[Data records]
+ + + + +

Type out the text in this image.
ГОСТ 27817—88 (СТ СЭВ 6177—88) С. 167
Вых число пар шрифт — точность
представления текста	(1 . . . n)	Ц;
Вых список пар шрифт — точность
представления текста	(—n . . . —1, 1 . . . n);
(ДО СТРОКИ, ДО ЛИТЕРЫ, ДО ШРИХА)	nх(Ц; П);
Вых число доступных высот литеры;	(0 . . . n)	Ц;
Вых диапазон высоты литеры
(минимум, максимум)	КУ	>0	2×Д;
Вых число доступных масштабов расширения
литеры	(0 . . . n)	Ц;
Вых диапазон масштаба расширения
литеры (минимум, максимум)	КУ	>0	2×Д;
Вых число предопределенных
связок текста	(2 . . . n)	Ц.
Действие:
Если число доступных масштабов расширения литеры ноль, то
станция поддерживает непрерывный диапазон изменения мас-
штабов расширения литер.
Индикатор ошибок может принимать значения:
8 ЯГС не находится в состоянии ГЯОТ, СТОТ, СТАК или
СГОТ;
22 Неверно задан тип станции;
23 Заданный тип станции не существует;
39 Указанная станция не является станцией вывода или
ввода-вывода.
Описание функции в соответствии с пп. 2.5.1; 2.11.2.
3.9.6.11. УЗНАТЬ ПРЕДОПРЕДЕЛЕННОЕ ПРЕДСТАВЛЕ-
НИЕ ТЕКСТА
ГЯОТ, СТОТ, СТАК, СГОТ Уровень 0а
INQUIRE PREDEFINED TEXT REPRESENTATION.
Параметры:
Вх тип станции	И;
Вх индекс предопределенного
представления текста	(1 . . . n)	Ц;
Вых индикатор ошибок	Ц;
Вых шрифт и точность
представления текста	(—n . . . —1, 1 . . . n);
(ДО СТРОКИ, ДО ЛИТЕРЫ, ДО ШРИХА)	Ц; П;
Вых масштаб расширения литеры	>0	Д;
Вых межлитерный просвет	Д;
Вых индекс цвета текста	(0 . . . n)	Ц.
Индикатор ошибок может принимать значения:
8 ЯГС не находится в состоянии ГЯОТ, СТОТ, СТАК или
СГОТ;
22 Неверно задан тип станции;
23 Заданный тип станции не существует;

+ + + + +

## Task to carry out
Read the data above. Pull out each line in which the string "доступных" appears.

## Complete response
Вых число доступных высот литеры;	(0 . . . n)	Ц;
Вых число доступных масштабов расширения
Если число доступных масштабов расширения литеры ноль, то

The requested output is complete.